Problem description » Copy every line from the material below that holds "Создание".

* begin *

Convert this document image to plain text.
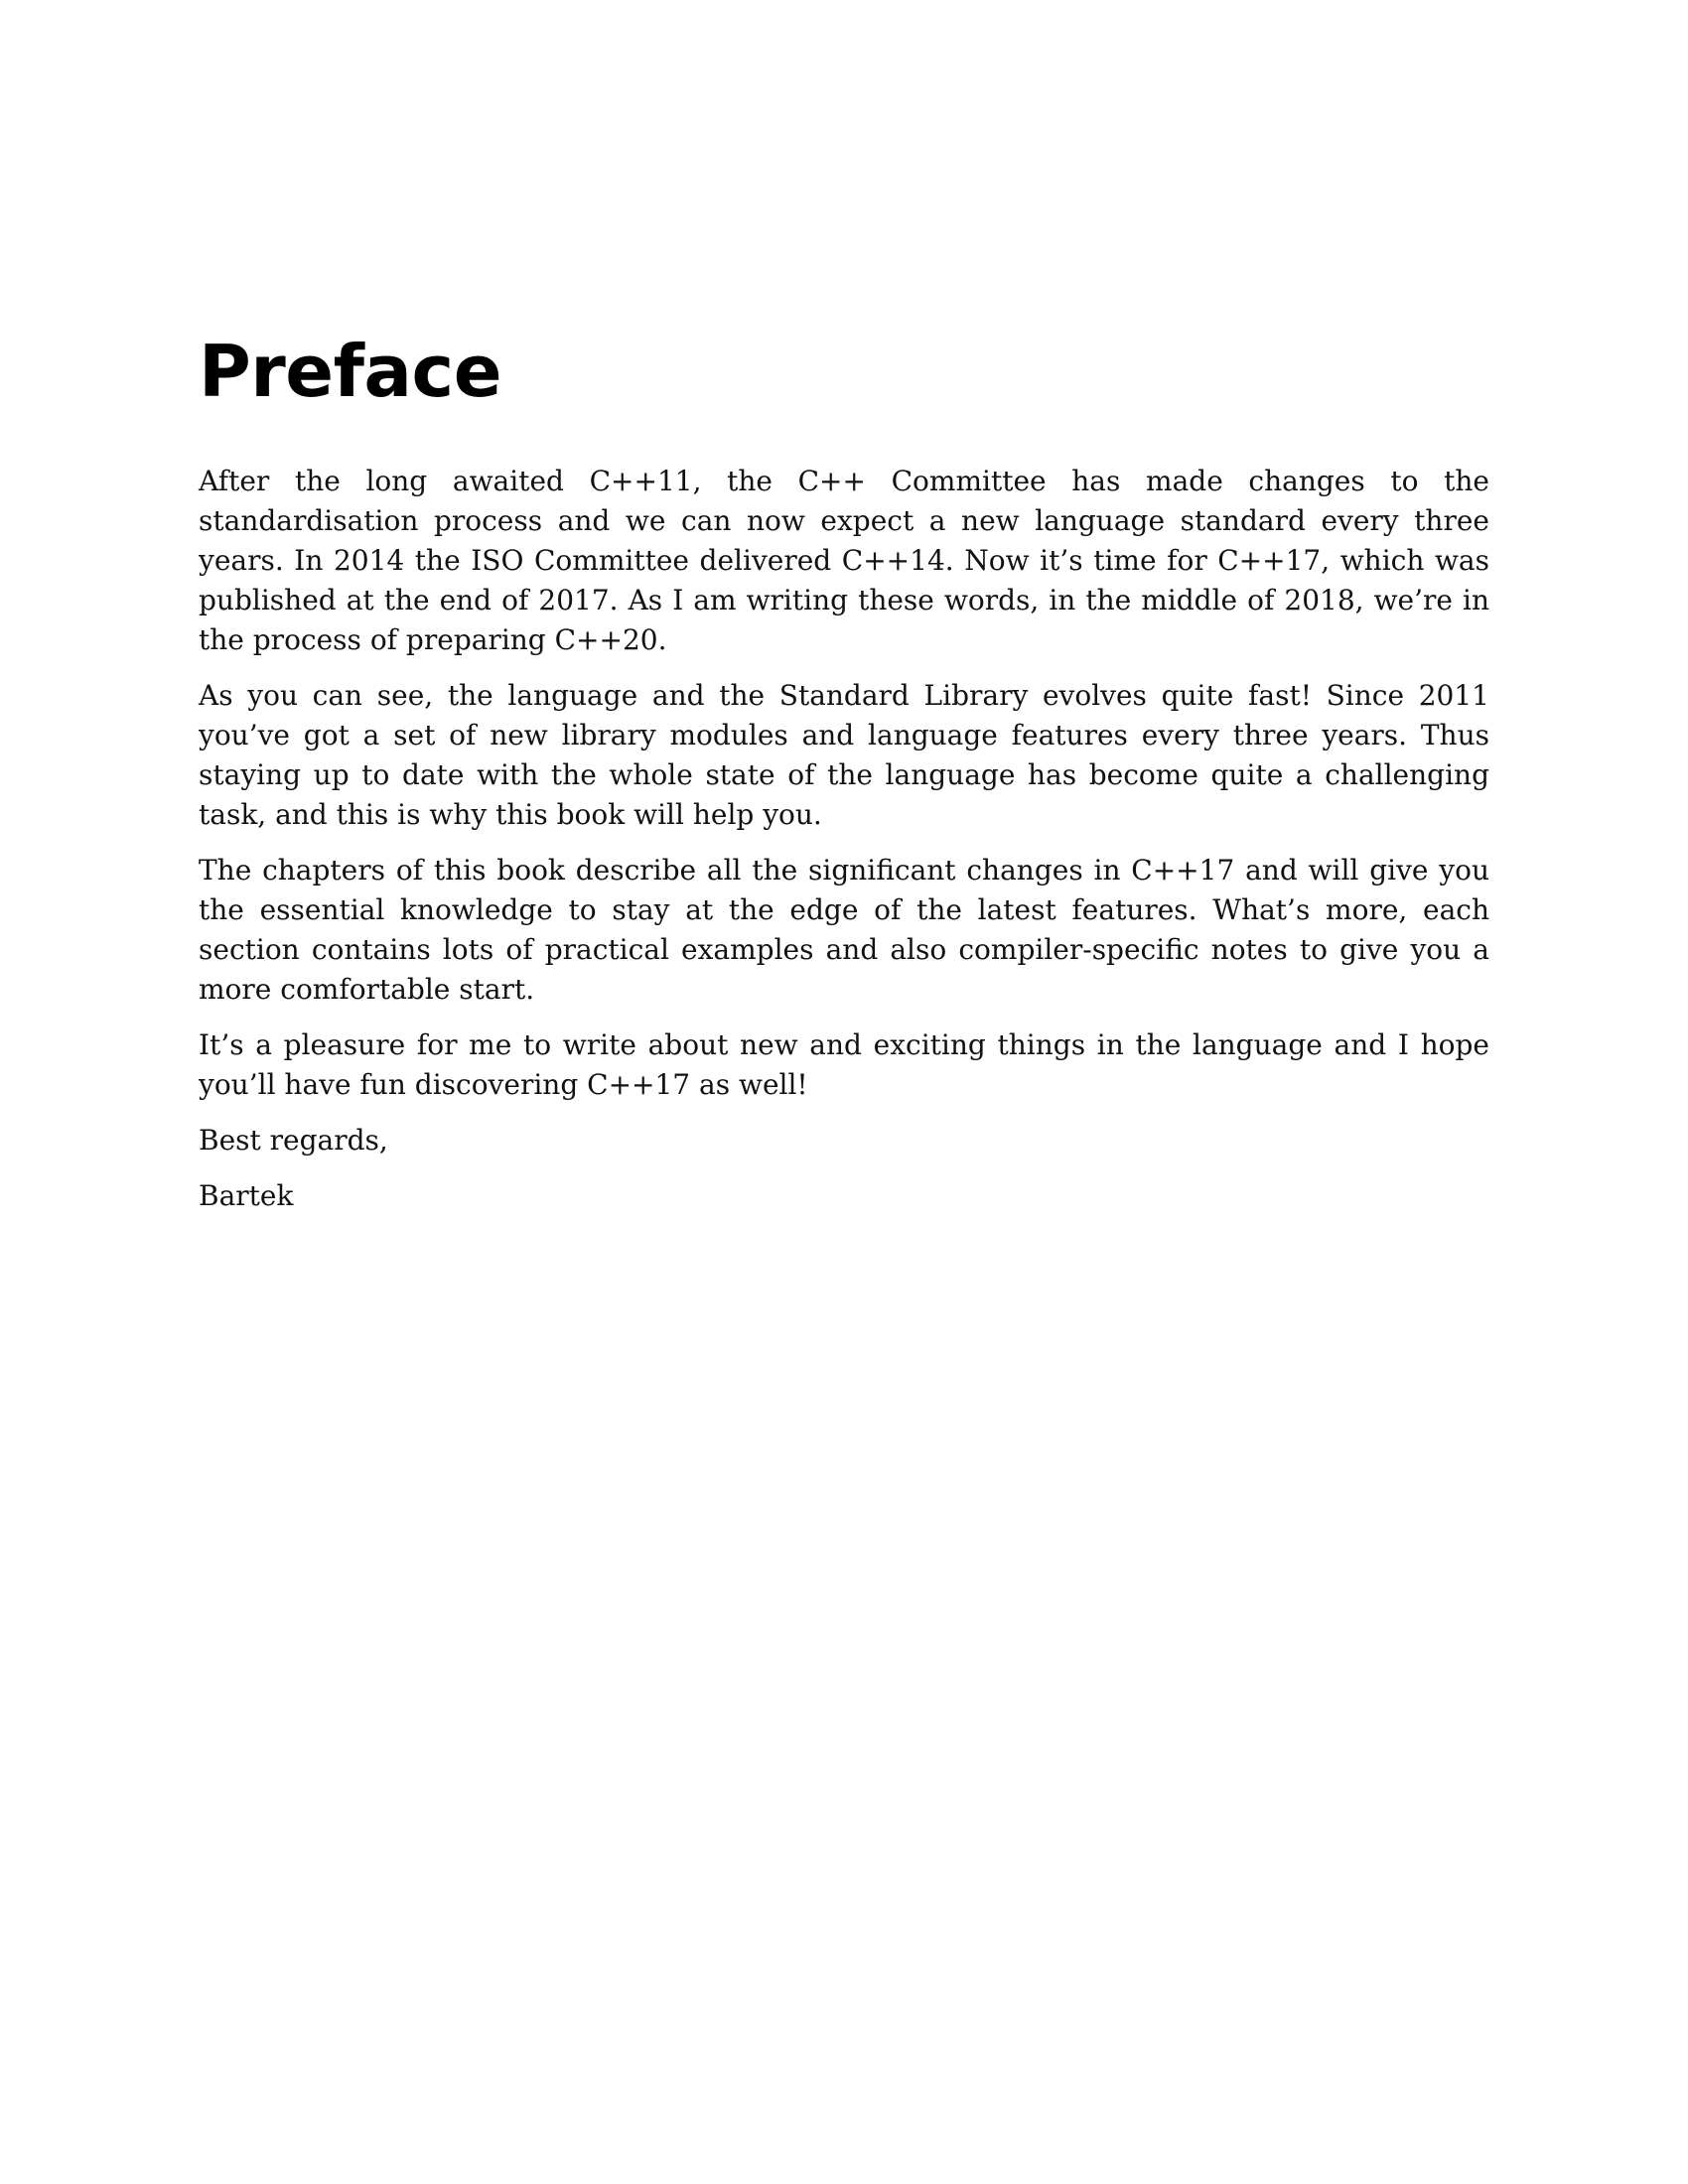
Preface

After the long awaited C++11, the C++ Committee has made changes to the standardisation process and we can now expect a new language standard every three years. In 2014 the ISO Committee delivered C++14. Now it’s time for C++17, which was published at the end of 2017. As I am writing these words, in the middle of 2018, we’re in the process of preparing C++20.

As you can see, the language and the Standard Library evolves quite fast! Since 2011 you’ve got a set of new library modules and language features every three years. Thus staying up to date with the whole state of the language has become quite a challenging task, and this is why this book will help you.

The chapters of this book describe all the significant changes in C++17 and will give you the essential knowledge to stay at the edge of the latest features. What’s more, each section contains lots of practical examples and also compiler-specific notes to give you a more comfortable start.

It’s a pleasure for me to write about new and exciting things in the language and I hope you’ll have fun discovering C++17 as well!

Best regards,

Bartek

* end *
* begin *

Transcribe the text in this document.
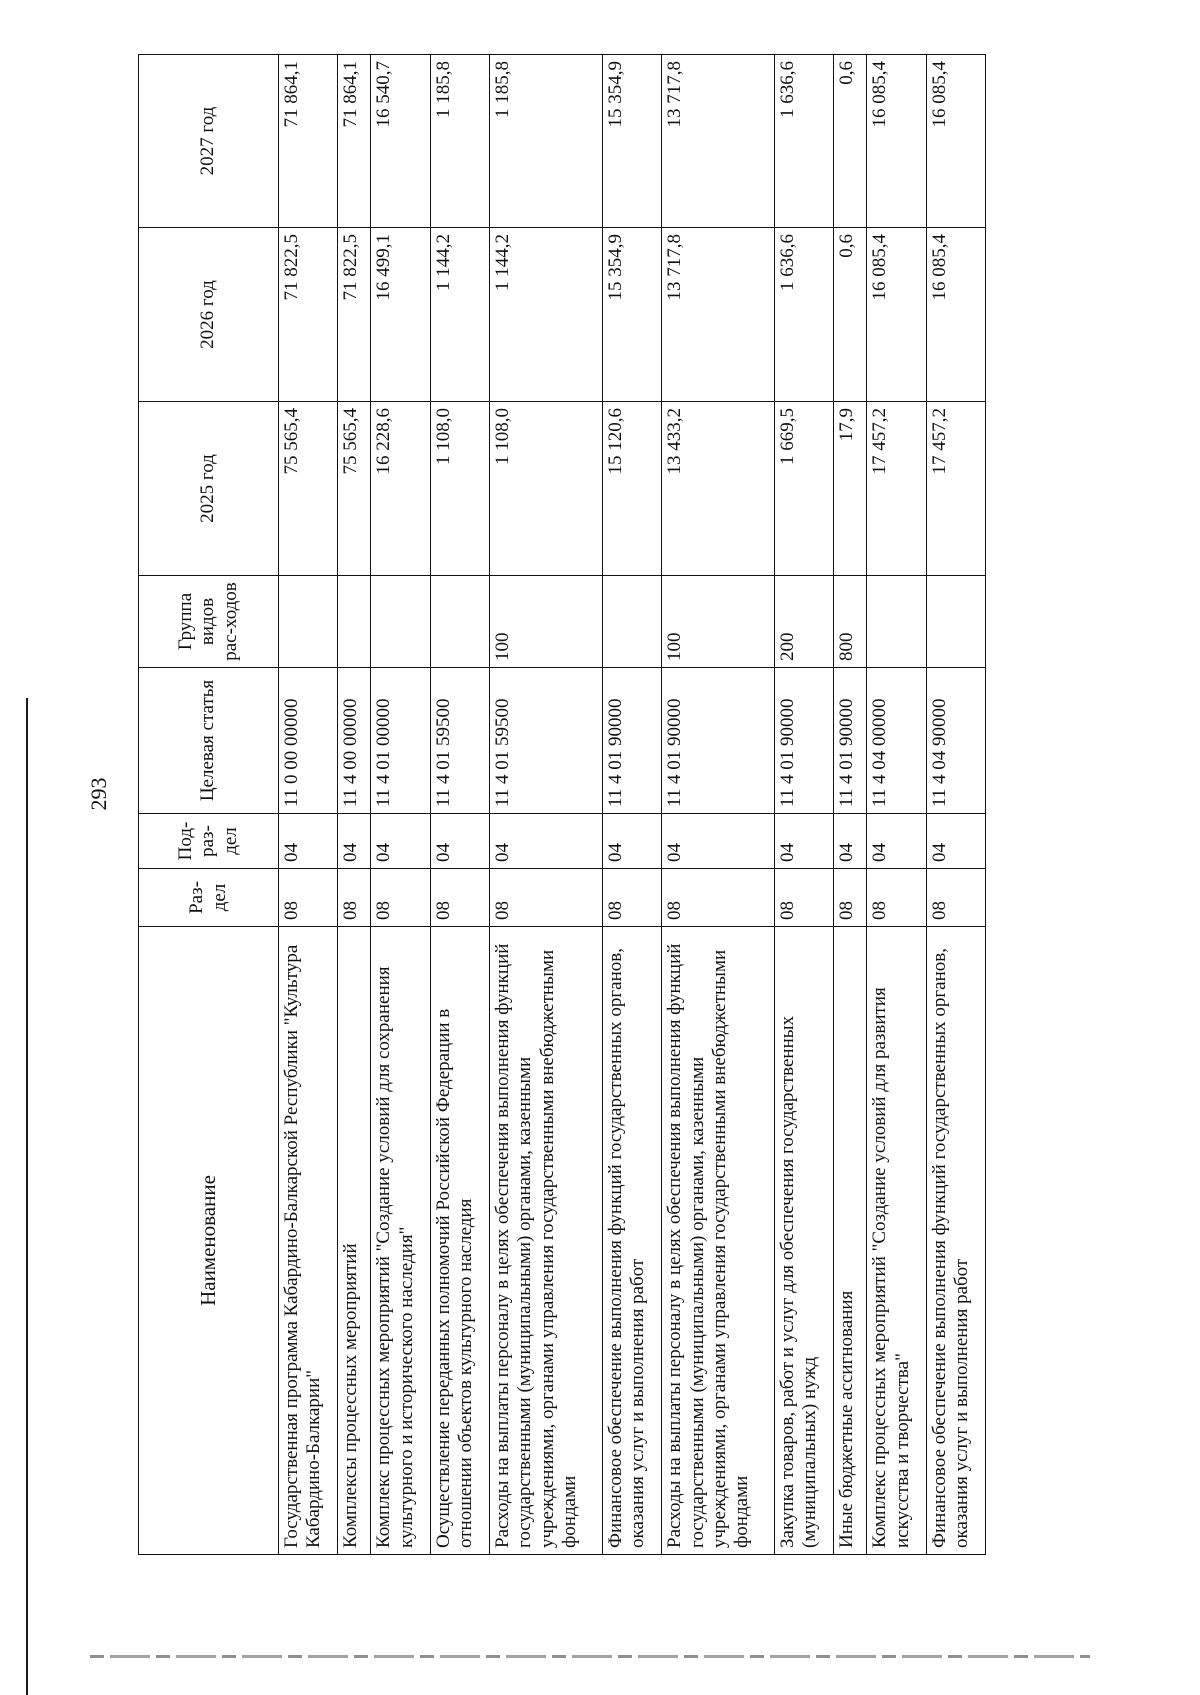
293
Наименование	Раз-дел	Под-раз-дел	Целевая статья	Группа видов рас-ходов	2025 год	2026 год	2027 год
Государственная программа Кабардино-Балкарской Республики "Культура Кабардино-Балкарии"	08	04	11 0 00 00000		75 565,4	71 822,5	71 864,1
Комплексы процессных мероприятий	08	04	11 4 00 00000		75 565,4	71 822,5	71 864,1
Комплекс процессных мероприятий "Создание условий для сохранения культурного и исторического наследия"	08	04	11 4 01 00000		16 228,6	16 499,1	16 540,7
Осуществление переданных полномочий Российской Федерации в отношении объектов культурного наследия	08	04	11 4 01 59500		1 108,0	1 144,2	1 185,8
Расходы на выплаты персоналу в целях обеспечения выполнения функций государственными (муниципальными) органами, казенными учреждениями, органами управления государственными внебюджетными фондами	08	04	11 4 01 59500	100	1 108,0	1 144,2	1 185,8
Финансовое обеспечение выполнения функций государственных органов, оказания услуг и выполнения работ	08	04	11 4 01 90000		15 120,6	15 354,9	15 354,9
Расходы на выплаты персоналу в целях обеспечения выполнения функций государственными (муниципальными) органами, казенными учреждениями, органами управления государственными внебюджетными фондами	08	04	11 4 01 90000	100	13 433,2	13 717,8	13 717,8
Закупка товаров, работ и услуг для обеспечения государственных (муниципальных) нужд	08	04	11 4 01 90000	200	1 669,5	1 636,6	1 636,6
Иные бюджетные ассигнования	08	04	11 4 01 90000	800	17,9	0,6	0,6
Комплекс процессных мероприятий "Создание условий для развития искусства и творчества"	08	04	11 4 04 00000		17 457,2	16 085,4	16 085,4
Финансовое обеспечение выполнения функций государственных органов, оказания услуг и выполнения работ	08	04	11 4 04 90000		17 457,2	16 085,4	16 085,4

* end *

Exercise answer »
Комплекс процессных мероприятий "Создание условий для сохранения культурного и исторического наследия"	08	04	11 4 01 00000		16 228,6	16 499,1	16 540,7
Комплекс процессных мероприятий "Создание условий для развития искусства и творчества"	08	04	11 4 04 00000		17 457,2	16 085,4	16 085,4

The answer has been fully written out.